Short problem =>
Could you convert everything from the start of the records down to and including the line that contains "city-field[interactable] (57, 253, 235, 268)" into a JSON list of strings, one string per line, with blank lines dropped?

Data shown =>
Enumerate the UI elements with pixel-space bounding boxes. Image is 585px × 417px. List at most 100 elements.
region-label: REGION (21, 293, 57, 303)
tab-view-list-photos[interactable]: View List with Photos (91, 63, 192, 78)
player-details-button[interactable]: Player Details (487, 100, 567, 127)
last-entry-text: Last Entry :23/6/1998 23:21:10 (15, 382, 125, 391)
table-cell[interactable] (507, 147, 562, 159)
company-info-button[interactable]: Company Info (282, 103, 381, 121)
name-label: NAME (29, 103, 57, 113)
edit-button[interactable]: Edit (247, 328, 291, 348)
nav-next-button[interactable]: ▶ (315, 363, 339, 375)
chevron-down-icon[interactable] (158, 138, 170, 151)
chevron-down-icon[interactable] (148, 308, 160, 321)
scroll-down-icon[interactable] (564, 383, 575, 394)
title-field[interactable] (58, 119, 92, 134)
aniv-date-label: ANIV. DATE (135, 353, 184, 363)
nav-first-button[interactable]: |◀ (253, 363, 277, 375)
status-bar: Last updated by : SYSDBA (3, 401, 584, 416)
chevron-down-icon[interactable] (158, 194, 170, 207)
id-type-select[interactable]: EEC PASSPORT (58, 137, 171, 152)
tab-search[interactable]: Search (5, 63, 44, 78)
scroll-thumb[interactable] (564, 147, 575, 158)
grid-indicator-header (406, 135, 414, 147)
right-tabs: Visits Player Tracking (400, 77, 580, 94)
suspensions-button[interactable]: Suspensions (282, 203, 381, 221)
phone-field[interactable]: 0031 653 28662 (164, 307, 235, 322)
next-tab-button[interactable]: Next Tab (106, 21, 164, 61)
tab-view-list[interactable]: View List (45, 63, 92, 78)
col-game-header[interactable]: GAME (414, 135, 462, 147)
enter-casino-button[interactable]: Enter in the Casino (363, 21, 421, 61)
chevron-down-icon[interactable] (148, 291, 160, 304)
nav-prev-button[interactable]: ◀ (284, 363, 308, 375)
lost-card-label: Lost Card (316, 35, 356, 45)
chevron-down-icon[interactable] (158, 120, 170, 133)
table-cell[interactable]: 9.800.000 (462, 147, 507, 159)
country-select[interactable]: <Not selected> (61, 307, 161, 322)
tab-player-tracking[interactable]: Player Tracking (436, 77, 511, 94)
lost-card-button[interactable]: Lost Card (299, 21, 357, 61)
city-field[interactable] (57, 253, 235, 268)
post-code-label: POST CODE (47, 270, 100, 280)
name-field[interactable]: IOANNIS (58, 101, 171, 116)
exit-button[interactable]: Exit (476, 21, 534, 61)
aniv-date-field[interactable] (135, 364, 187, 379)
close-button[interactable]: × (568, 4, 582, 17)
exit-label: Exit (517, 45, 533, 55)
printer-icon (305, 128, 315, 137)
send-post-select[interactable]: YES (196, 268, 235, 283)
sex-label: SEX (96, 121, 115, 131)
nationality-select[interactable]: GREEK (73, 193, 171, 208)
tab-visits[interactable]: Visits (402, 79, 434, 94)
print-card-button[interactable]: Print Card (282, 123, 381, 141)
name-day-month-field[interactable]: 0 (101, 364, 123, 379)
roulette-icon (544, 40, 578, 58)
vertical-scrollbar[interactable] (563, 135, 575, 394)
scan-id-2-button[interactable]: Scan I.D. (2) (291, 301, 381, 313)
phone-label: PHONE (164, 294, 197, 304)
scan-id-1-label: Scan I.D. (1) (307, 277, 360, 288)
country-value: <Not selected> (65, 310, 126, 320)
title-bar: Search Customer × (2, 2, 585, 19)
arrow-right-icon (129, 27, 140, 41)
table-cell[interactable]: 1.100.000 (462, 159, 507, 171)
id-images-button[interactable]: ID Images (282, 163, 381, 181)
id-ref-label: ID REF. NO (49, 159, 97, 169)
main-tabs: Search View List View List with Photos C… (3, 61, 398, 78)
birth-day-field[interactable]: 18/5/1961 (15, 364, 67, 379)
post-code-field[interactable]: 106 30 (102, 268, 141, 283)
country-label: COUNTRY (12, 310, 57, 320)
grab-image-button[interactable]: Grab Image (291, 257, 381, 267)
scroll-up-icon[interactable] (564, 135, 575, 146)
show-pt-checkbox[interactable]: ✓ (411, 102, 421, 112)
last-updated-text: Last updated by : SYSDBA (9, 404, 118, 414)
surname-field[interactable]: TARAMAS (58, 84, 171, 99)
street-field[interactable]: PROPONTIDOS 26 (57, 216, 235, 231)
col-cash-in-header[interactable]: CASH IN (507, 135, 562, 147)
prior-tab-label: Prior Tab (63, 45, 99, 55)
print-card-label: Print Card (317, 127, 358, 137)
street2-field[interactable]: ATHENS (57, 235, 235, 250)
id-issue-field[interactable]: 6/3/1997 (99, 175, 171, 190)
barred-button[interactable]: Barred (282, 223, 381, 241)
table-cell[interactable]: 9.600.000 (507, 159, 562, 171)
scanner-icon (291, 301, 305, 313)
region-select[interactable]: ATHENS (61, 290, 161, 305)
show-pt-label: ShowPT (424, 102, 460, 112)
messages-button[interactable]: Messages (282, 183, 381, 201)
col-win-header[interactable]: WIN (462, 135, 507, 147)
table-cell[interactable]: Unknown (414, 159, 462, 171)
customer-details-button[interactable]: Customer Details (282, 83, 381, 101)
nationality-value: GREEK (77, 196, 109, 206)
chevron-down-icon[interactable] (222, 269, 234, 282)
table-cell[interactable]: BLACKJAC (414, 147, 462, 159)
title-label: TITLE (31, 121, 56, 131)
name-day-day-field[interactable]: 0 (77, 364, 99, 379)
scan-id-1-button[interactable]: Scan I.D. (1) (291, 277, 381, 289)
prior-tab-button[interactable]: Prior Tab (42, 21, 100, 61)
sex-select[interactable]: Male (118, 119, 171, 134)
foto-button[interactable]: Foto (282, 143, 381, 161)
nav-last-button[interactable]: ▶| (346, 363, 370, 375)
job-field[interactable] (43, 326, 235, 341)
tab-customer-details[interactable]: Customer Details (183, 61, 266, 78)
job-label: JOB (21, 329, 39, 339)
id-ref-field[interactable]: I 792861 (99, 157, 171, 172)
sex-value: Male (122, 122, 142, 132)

Task solution =>
[
  "Enumerate the UI elements with pixel-space bounding boxes. Image is 585px × 417px. List at most 100 elements.",
  "region-label: REGION (21, 293, 57, 303)",
  "tab-view-list-photos[interactable]: View List with Photos (91, 63, 192, 78)",
  "player-details-button[interactable]: Player Details (487, 100, 567, 127)",
  "last-entry-text: Last Entry :23/6/1998 23:21:10 (15, 382, 125, 391)",
  "table-cell[interactable] (507, 147, 562, 159)",
  "company-info-button[interactable]: Company Info (282, 103, 381, 121)",
  "name-label: NAME (29, 103, 57, 113)",
  "edit-button[interactable]: Edit (247, 328, 291, 348)",
  "nav-next-button[interactable]: ▶ (315, 363, 339, 375)",
  "chevron-down-icon[interactable] (158, 138, 170, 151)",
  "chevron-down-icon[interactable] (148, 308, 160, 321)",
  "scroll-down-icon[interactable] (564, 383, 575, 394)",
  "title-field[interactable] (58, 119, 92, 134)",
  "aniv-date-label: ANIV. DATE (135, 353, 184, 363)",
  "nav-first-button[interactable]: |◀ (253, 363, 277, 375)",
  "status-bar: Last updated by : SYSDBA (3, 401, 584, 416)",
  "chevron-down-icon[interactable] (158, 194, 170, 207)",
  "id-type-select[interactable]: EEC PASSPORT (58, 137, 171, 152)",
  "tab-search[interactable]: Search (5, 63, 44, 78)",
  "scroll-thumb[interactable] (564, 147, 575, 158)",
  "grid-indicator-header (406, 135, 414, 147)",
  "right-tabs: Visits Player Tracking (400, 77, 580, 94)",
  "suspensions-button[interactable]: Suspensions (282, 203, 381, 221)",
  "phone-field[interactable]: 0031 653 28662 (164, 307, 235, 322)",
  "next-tab-button[interactable]: Next Tab (106, 21, 164, 61)",
  "tab-view-list[interactable]: View List (45, 63, 92, 78)",
  "col-game-header[interactable]: GAME (414, 135, 462, 147)",
  "enter-casino-button[interactable]: Enter in the Casino (363, 21, 421, 61)",
  "chevron-down-icon[interactable] (148, 291, 160, 304)",
  "nav-prev-button[interactable]: ◀ (284, 363, 308, 375)",
  "lost-card-label: Lost Card (316, 35, 356, 45)",
  "chevron-down-icon[interactable] (158, 120, 170, 133)",
  "table-cell[interactable]: 9.800.000 (462, 147, 507, 159)",
  "country-select[interactable]: <Not selected> (61, 307, 161, 322)",
  "tab-player-tracking[interactable]: Player Tracking (436, 77, 511, 94)",
  "lost-card-button[interactable]: Lost Card (299, 21, 357, 61)",
  "city-field[interactable] (57, 253, 235, 268)"
]